◆ **Source**
[Begin]
Dreaming on Chantix. Plus, Answers to Reader Questions, Including Some Nifty Geology.

Yeah, I meant to have waterfalls ready for ye, and then I fell asleep. I’m not sure if massive sleeping will be a side effect of Chantix or if it’s just a result of finally having time off after a strenuous trip to Oregon. I can tell you, after my first dose of Chantix, that sleeping is far more interesting than it used to be.

The dreams… well, they’re not quite Technicolor yet, but they’re as detailed as those I used to have when I was writing fiction regularly. They’ve not been violent, as some folks report – mine have been along the lines of geologic field trips. No wonder I’m still tired when I wake up, right? One that I remember had a big group of various geobloggers and coworkers headed up to Erratic Rock State Natural Site, and we attempted to have a picnic until we decided the hilltop was too hot and exposed. Also, the state was doing some improvements, including new paved trails and a nifty new informational sign, so the area was a little torn up. As we were rounding up kids and gathering food, I snapped a photo of it to read later, then my friend Anthony came by with a bag of green olives. He poured me out some, including juice, and I could taste them. So much for the morons who claim you can’t taste anything in dreams: you can, and I haven’t even needed to take Chantix to do it. That glazed donut that one time remains a fond memory. Mmm, yeasty bread and sugar!

Anyway. Yeah. So it’s mostly been geologic excursions, but I also had one where Starspider and I went to point and laugh at some Islamic creationists with the local skeptics group. They played a song, which was a mix of Arabic and English, and had the lyrics scrolling on a screen beside them. Unfortunately, the bastards didn’t translate the Arabic bits, although they’d transliterated it (in Arabic-style font, mind you: kinda curly and fancy, hard to read whilst scrolling). But it’s interesting, looking back, to know I was seeing Arabic as well as English, and some of those were Arabic words I knew, like Allah. Someone once told me you can’t read in dreams, either. They’re full of shit. I’ve done it often.

The Islamic creationists may have been hideous at science, but they were damned good musicians. Very catchy song, excellent beat, and quite fun. One of the verses was asking how people could worship someone as lame as Jesus and said how much cooler Islam is, which made me LOL. At the end of the presentation, I was going to get in line to meet them and say that they have much better music than Christian creationists, but that’s all they have going for them, then decided against as the line was long and it wasn’t that important.

So that’s it. That’s Chantix so far. I’m enjoying the dreams enough that I have a suspicion I’ll be sleeping more than I should. I’ll try not to let that interfere with blogging. Much. As far as other side effects: none. No nausea, no life-threatening skin conditions, no other problems. Still smoking, but it takes about a week before the drug starts doing its thing. We’ll see if the urge is reduced once the dosage goes up on Tuesday.

Because reading about other people’s dreams is boring, I’ll take this opportunity to answer a few reader questions.

Hotshoe said on my “I’m Back” post, “Hey, cool rocks. What I want to know is did you find the geocache?”
[End]
◆ **Required work**
1 > Echo the Chantix post from "Dreaming on Chantix." to "used to be.", inclusive.
2 > In the Chantix post, what did the friend named Anthony bring by during the dream picnic?
3 > Write the next part of the Chantix post, picking up right after its final sentence.
You won't need the records to complete any of this.

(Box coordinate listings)
[Begin]
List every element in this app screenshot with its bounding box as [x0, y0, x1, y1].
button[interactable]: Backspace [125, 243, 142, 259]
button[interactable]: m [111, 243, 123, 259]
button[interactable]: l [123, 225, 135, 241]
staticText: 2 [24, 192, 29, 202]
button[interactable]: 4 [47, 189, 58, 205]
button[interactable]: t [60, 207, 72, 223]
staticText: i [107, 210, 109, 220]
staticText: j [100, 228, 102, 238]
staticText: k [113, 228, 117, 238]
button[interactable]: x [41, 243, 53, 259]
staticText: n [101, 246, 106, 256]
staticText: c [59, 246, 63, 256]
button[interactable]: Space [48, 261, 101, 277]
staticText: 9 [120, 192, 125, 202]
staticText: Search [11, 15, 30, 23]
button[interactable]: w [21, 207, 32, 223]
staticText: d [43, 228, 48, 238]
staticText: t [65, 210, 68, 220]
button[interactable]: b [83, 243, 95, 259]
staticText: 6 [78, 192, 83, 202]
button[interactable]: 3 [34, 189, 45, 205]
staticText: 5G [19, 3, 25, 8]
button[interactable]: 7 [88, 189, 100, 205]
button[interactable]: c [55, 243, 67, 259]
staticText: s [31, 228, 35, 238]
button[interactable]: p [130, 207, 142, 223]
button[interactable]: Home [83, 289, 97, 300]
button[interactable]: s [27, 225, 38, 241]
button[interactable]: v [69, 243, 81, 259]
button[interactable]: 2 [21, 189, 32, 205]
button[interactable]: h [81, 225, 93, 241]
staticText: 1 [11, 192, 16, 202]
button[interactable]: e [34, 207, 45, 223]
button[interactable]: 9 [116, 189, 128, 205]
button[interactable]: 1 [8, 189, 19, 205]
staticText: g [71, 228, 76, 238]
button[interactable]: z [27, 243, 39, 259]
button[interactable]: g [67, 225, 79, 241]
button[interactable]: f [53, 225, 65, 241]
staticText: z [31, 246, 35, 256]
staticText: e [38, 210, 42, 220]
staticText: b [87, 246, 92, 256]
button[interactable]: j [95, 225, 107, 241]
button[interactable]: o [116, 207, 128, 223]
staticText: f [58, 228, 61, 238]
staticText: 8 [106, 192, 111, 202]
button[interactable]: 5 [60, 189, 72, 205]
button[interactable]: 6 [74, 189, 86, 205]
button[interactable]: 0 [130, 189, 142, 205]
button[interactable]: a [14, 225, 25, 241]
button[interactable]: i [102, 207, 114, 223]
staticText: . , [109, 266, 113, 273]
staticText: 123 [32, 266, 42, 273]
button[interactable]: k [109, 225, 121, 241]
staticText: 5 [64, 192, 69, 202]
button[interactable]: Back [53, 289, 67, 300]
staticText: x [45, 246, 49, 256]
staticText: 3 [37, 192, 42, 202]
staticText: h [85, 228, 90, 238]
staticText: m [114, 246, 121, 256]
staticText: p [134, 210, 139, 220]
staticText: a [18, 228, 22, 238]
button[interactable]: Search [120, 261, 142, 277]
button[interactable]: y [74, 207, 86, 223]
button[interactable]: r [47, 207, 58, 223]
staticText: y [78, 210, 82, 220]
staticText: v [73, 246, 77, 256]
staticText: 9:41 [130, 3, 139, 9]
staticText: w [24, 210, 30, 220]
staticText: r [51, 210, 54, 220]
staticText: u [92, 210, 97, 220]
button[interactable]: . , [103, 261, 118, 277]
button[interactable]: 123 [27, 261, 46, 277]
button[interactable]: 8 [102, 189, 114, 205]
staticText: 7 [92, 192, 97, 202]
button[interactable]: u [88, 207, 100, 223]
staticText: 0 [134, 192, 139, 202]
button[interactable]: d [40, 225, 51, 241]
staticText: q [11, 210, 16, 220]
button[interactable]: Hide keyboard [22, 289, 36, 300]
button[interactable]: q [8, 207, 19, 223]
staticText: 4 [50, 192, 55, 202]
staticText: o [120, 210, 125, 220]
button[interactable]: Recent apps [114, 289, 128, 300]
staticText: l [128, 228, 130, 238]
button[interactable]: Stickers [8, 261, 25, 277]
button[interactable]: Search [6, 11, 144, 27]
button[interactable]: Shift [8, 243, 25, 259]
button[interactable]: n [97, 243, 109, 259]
[End]
◆ **Results of the exercise**
1 >
Dreaming on Chantix. Plus, Answers to Reader Questions, Including Some Nifty Geology.

Yeah, I meant to have waterfalls ready for ye, and then I fell asleep. I’m not sure if massive sleeping will be a side effect of Chantix or if it’s just a result of finally having time off after a strenuous trip to Oregon. I can tell you, after my first dose of Chantix, that sleeping is far more interesting than it used to be.

2 > A bag of green olives.

3 >
We didn’t, on account of not looking, but the gentleman looking for it did. You can see him to the right in this photo, looking for it:

Geocaching bystander at Erratic Rock State Natural Site.

Poor Lockwood was about to fall over by that point. Comes to that, so was I.

RQ said in the answer to the geologic riddle, “Wow, yay us smarty-pants, do we get a prize? Like another riddle or something? :)”

I have got another riddle coming. Lockwood and I are still mulling over how to present it, but yes, you will have another riddle. Probably more than one, as I sort through various adventures with riddles in mind.

In the same thread, F asks, “Do we have any idea when the stratum this was found in was formed and and under what conditions?”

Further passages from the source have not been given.